**The request**
Print the listing in its entirety and exactly, leaving out images.

(Data records)
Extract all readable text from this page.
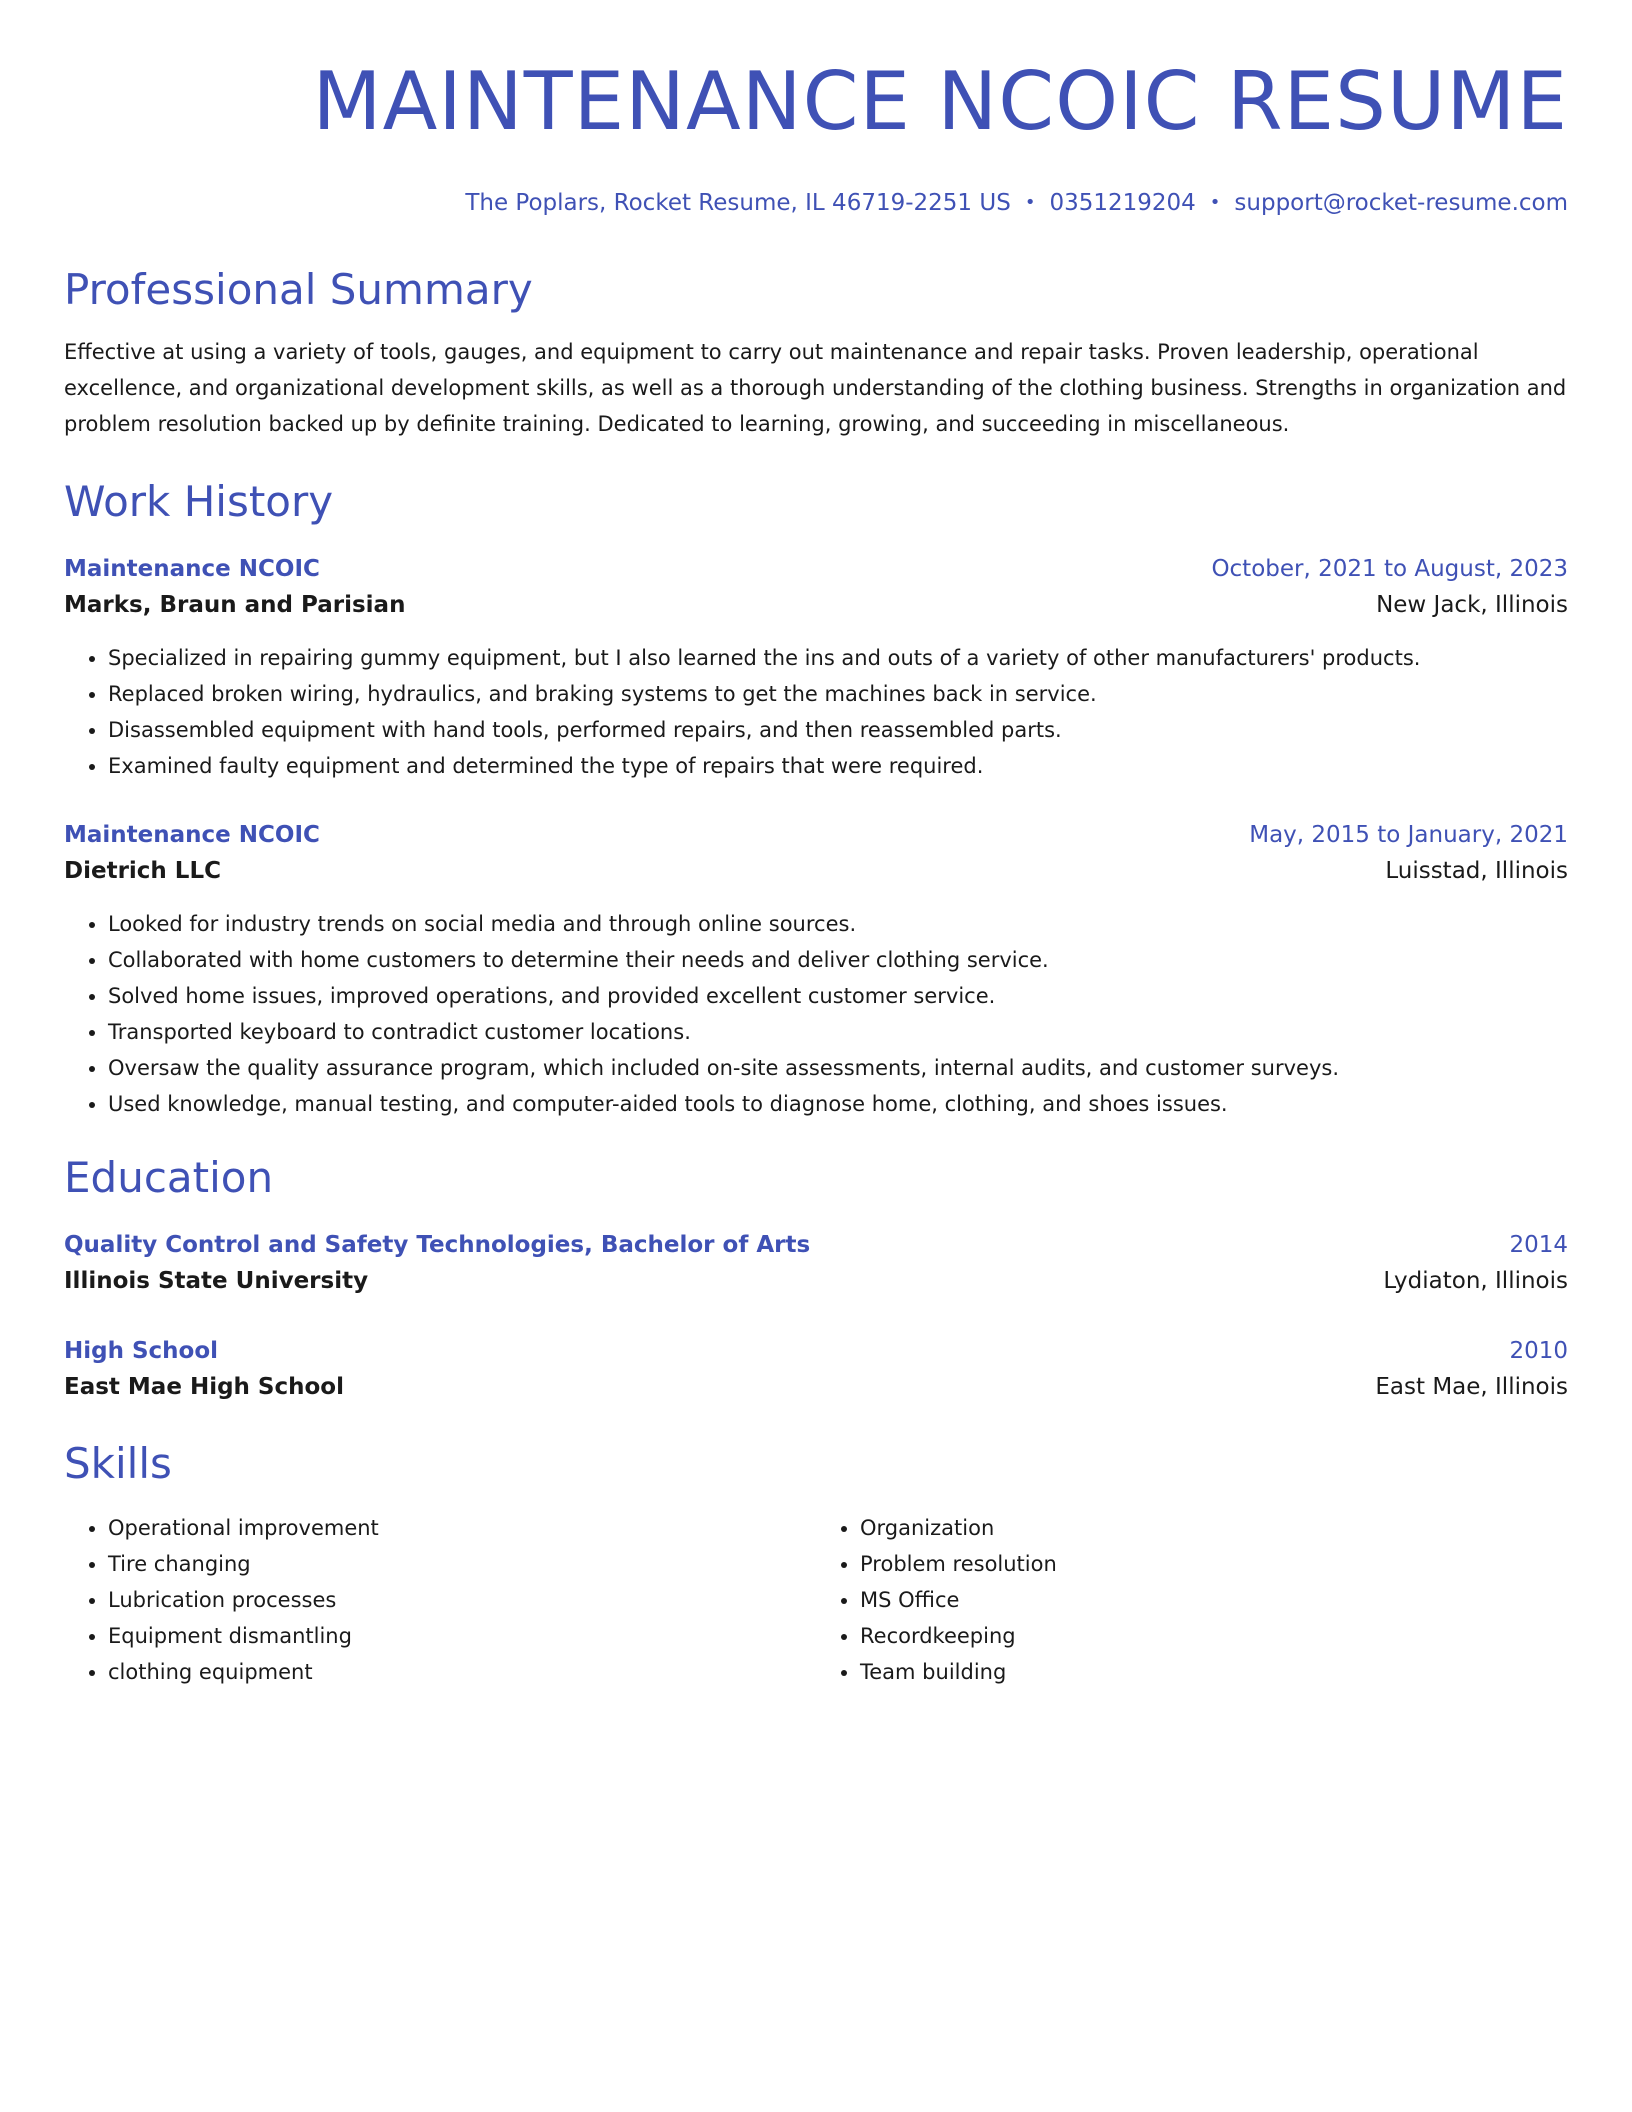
MAINTENANCE NCOIC RESUME
The Poplars, Rocket Resume, IL 46719-2251 US • 0351219204 • support@rocket-resume.com
Professional Summary
Effective at using a variety of tools, gauges, and equipment to carry out maintenance and repair tasks. Proven leadership, operational excellence, and organizational development skills, as well as a thorough understanding of the clothing business. Strengths in organization and problem resolution backed up by definite training. Dedicated to learning, growing, and succeeding in miscellaneous.
Work History
Maintenance NCOIC	October, 2021 to August, 2023
Marks, Braun and Parisian	New Jack, Illinois
• Specialized in repairing gummy equipment, but I also learned the ins and outs of a variety of other manufacturers' products.
• Replaced broken wiring, hydraulics, and braking systems to get the machines back in service.
• Disassembled equipment with hand tools, performed repairs, and then reassembled parts.
• Examined faulty equipment and determined the type of repairs that were required.
Maintenance NCOIC	May, 2015 to January, 2021
Dietrich LLC	Luisstad, Illinois
• Looked for industry trends on social media and through online sources.
• Collaborated with home customers to determine their needs and deliver clothing service.
• Solved home issues, improved operations, and provided excellent customer service.
• Transported keyboard to contradict customer locations.
• Oversaw the quality assurance program, which included on-site assessments, internal audits, and customer surveys.
• Used knowledge, manual testing, and computer-aided tools to diagnose home, clothing, and shoes issues.
Education
Quality Control and Safety Technologies, Bachelor of Arts	2014
Illinois State University	Lydiaton, Illinois
High School	2010
East Mae High School	East Mae, Illinois
Skills
• Operational improvement
• Tire changing
• Lubrication processes
• Equipment dismantling
• clothing equipment
• Organization
• Problem resolution
• MS Office
• Recordkeeping
• Team building
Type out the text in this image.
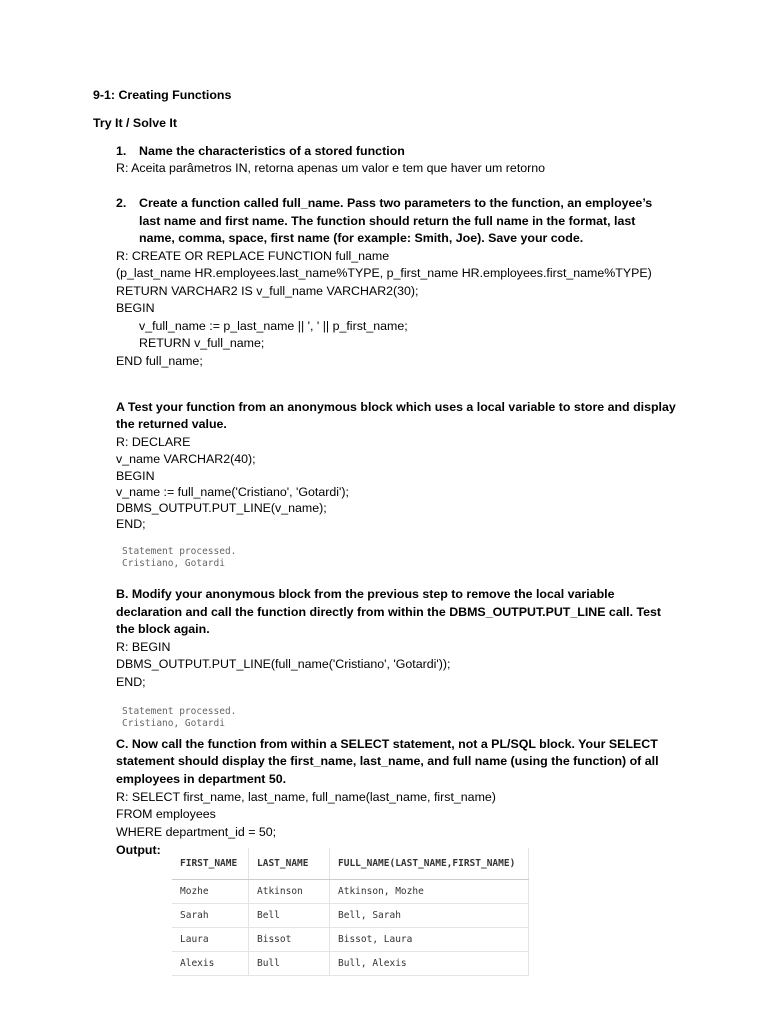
9-1: Creating Functions
Try It / Solve It
1. Name the characteristics of a stored function
R: Aceita parâmetros IN, retorna apenas um valor e tem que haver um retorno
2. Create a function called full_name. Pass two parameters to the function, an employee’s
last name and first name. The function should return the full name in the format, last
name, comma, space, first name (for example: Smith, Joe). Save your code.
R: CREATE OR REPLACE FUNCTION full_name
(p_last_name HR.employees.last_name%TYPE, p_first_name HR.employees.first_name%TYPE)
RETURN VARCHAR2 IS v_full_name VARCHAR2(30);
BEGIN
v_full_name := p_last_name || ', ' || p_first_name;
RETURN v_full_name;
END full_name;
A Test your function from an anonymous block which uses a local variable to store and display
the returned value.
R: DECLARE
v_name VARCHAR2(40);
BEGIN
v_name := full_name('Cristiano', 'Gotardi');
DBMS_OUTPUT.PUT_LINE(v_name);
END;
Statement processed.
Cristiano, Gotardi
B. Modify your anonymous block from the previous step to remove the local variable
declaration and call the function directly from within the DBMS_OUTPUT.PUT_LINE call. Test
the block again.
R: BEGIN
DBMS_OUTPUT.PUT_LINE(full_name('Cristiano', 'Gotardi'));
END;
Statement processed.
Cristiano, Gotardi
C. Now call the function from within a SELECT statement, not a PL/SQL block. Your SELECT
statement should display the first_name, last_name, and full name (using the function) of all
employees in department 50.
R: SELECT first_name, last_name, full_name(last_name, first_name)
FROM employees
WHERE department_id = 50;
Output:
FIRST_NAME	LAST_NAME	FULL_NAME(LAST_NAME,FIRST_NAME)
Mozhe	Atkinson	Atkinson, Mozhe
Sarah	Bell	Bell, Sarah
Laura	Bissot	Bissot, Laura
Alexis	Bull	Bull, Alexis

**Task solution**
Extract all readable text from this page.
MAINTENANCE NCOIC RESUME
The Poplars, Rocket Resume, IL 46719-2251 US • 0351219204 • support@rocket-resume.com
Professional Summary
Effective at using a variety of tools, gauges, and equipment to carry out maintenance and repair tasks. Proven leadership, operational excellence, and organizational development skills, as well as a thorough understanding of the clothing business. Strengths in organization and problem resolution backed up by definite training. Dedicated to learning, growing, and succeeding in miscellaneous.
Work History
Maintenance NCOIC	October, 2021 to August, 2023
Marks, Braun and Parisian	New Jack, Illinois
• Specialized in repairing gummy equipment, but I also learned the ins and outs of a variety of other manufacturers' products.
• Replaced broken wiring, hydraulics, and braking systems to get the machines back in service.
• Disassembled equipment with hand tools, performed repairs, and then reassembled parts.
• Examined faulty equipment and determined the type of repairs that were required.
Maintenance NCOIC	May, 2015 to January, 2021
Dietrich LLC	Luisstad, Illinois
• Looked for industry trends on social media and through online sources.
• Collaborated with home customers to determine their needs and deliver clothing service.
• Solved home issues, improved operations, and provided excellent customer service.
• Transported keyboard to contradict customer locations.
• Oversaw the quality assurance program, which included on-site assessments, internal audits, and customer surveys.
• Used knowledge, manual testing, and computer-aided tools to diagnose home, clothing, and shoes issues.
Education
Quality Control and Safety Technologies, Bachelor of Arts	2014
Illinois State University	Lydiaton, Illinois
High School	2010
East Mae High School	East Mae, Illinois
Skills
• Operational improvement
• Tire changing
• Lubrication processes
• Equipment dismantling
• clothing equipment
• Organization
• Problem resolution
• MS Office
• Recordkeeping
• Team building
Type out the text in this image.
9-1: Creating Functions
Try It / Solve It
1. Name the characteristics of a stored function
R: Aceita parâmetros IN, retorna apenas um valor e tem que haver um retorno
2. Create a function called full_name. Pass two parameters to the function, an employee’s
last name and first name. The function should return the full name in the format, last
name, comma, space, first name (for example: Smith, Joe). Save your code.
R: CREATE OR REPLACE FUNCTION full_name
(p_last_name HR.employees.last_name%TYPE, p_first_name HR.employees.first_name%TYPE)
RETURN VARCHAR2 IS v_full_name VARCHAR2(30);
BEGIN
v_full_name := p_last_name || ', ' || p_first_name;
RETURN v_full_name;
END full_name;
A Test your function from an anonymous block which uses a local variable to store and display
the returned value.
R: DECLARE
v_name VARCHAR2(40);
BEGIN
v_name := full_name('Cristiano', 'Gotardi');
DBMS_OUTPUT.PUT_LINE(v_name);
END;
Statement processed.
Cristiano, Gotardi
B. Modify your anonymous block from the previous step to remove the local variable
declaration and call the function directly from within the DBMS_OUTPUT.PUT_LINE call. Test
the block again.
R: BEGIN
DBMS_OUTPUT.PUT_LINE(full_name('Cristiano', 'Gotardi'));
END;
Statement processed.
Cristiano, Gotardi
C. Now call the function from within a SELECT statement, not a PL/SQL block. Your SELECT
statement should display the first_name, last_name, and full name (using the function) of all
employees in department 50.
R: SELECT first_name, last_name, full_name(last_name, first_name)
FROM employees
WHERE department_id = 50;
Output:
FIRST_NAME	LAST_NAME	FULL_NAME(LAST_NAME,FIRST_NAME)
Mozhe	Atkinson	Atkinson, Mozhe
Sarah	Bell	Bell, Sarah
Laura	Bissot	Bissot, Laura
Alexis	Bull	Bull, Alexis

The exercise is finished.